● The request
Your task is to extract every line from the material below exactly.

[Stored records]
━━━━━━━━━━━━━━━━━━━━━━━━━━━━━━

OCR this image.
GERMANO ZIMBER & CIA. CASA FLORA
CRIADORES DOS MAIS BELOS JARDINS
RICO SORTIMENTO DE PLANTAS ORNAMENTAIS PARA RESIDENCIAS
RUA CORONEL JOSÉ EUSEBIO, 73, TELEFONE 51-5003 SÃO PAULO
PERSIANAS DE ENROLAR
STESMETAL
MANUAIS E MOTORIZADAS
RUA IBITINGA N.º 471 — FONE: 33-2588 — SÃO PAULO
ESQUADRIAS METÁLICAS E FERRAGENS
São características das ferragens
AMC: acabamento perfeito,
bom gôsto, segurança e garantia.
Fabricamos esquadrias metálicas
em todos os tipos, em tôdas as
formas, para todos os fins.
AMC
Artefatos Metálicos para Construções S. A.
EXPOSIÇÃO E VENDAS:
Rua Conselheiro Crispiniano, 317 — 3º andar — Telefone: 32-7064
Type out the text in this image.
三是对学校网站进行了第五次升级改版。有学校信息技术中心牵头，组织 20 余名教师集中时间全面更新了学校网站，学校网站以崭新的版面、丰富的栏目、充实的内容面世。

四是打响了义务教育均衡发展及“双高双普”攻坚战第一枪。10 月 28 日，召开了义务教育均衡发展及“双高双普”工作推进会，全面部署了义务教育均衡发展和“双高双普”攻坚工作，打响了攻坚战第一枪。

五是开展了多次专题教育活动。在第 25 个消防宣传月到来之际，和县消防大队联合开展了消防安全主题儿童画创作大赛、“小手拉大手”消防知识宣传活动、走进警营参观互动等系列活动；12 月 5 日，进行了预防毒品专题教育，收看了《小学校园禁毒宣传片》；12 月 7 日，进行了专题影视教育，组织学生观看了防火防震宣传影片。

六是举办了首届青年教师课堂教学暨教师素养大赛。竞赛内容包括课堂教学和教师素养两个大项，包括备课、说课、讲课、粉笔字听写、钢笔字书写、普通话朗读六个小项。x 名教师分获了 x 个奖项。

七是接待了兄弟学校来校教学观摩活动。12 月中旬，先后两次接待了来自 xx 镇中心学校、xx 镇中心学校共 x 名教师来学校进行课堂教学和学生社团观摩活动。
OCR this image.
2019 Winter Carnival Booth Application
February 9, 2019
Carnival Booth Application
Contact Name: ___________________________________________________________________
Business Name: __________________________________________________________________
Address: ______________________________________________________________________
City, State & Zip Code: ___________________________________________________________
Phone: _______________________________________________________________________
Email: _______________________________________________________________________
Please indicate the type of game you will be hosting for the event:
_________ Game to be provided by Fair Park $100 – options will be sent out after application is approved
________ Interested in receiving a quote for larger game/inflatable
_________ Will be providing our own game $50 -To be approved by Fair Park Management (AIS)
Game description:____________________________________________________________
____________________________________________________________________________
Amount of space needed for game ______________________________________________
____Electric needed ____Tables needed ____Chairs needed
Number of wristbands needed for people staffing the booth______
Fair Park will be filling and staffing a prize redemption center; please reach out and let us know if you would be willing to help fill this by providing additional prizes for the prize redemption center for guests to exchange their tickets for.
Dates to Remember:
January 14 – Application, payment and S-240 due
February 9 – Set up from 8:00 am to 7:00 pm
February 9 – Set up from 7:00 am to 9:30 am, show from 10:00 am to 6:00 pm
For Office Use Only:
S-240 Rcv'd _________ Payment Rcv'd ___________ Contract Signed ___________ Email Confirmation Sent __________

━━━━━━━━━━━━━━━━━━━━━━━━━━━━━━

● Solution
OCR this image.
GERMANO ZIMBER & CIA. CASA FLORA
CRIADORES DOS MAIS BELOS JARDINS
RICO SORTIMENTO DE PLANTAS ORNAMENTAIS PARA RESIDENCIAS
RUA CORONEL JOSÉ EUSEBIO, 73, TELEFONE 51-5003 SÃO PAULO
PERSIANAS DE ENROLAR
STESMETAL
MANUAIS E MOTORIZADAS
RUA IBITINGA N.º 471 — FONE: 33-2588 — SÃO PAULO
ESQUADRIAS METÁLICAS E FERRAGENS
São características das ferragens
AMC: acabamento perfeito,
bom gôsto, segurança e garantia.
Fabricamos esquadrias metálicas
em todos os tipos, em tôdas as
formas, para todos os fins.
AMC
Artefatos Metálicos para Construções S. A.
EXPOSIÇÃO E VENDAS:
Rua Conselheiro Crispiniano, 317 — 3º andar — Telefone: 32-7064
Type out the text in this image.
三是对学校网站进行了第五次升级改版。有学校信息技术中心牵头，组织 20 余名教师集中时间全面更新了学校网站，学校网站以崭新的版面、丰富的栏目、充实的内容面世。

四是打响了义务教育均衡发展及“双高双普”攻坚战第一枪。10 月 28 日，召开了义务教育均衡发展及“双高双普”工作推进会，全面部署了义务教育均衡发展和“双高双普”攻坚工作，打响了攻坚战第一枪。

五是开展了多次专题教育活动。在第 25 个消防宣传月到来之际，和县消防大队联合开展了消防安全主题儿童画创作大赛、“小手拉大手”消防知识宣传活动、走进警营参观互动等系列活动；12 月 5 日，进行了预防毒品专题教育，收看了《小学校园禁毒宣传片》；12 月 7 日，进行了专题影视教育，组织学生观看了防火防震宣传影片。

六是举办了首届青年教师课堂教学暨教师素养大赛。竞赛内容包括课堂教学和教师素养两个大项，包括备课、说课、讲课、粉笔字听写、钢笔字书写、普通话朗读六个小项。x 名教师分获了 x 个奖项。

七是接待了兄弟学校来校教学观摩活动。12 月中旬，先后两次接待了来自 xx 镇中心学校、xx 镇中心学校共 x 名教师来学校进行课堂教学和学生社团观摩活动。
OCR this image.
2019 Winter Carnival Booth Application
February 9, 2019
Carnival Booth Application
Contact Name: ___________________________________________________________________
Business Name: __________________________________________________________________
Address: ______________________________________________________________________
City, State & Zip Code: ___________________________________________________________
Phone: _______________________________________________________________________
Email: _______________________________________________________________________
Please indicate the type of game you will be hosting for the event:
_________ Game to be provided by Fair Park $100 – options will be sent out after application is approved
________ Interested in receiving a quote for larger game/inflatable
_________ Will be providing our own game $50 -To be approved by Fair Park Management (AIS)
Game description:____________________________________________________________
____________________________________________________________________________
Amount of space needed for game ______________________________________________
____Electric needed ____Tables needed ____Chairs needed
Number of wristbands needed for people staffing the booth______
Fair Park will be filling and staffing a prize redemption center; please reach out and let us know if you would be willing to help fill this by providing additional prizes for the prize redemption center for guests to exchange their tickets for.
Dates to Remember:
January 14 – Application, payment and S-240 due
February 9 – Set up from 8:00 am to 7:00 pm
February 9 – Set up from 7:00 am to 9:30 am, show from 10:00 am to 6:00 pm
For Office Use Only:
S-240 Rcv'd _________ Payment Rcv'd ___________ Contract Signed ___________ Email Confirmation Sent __________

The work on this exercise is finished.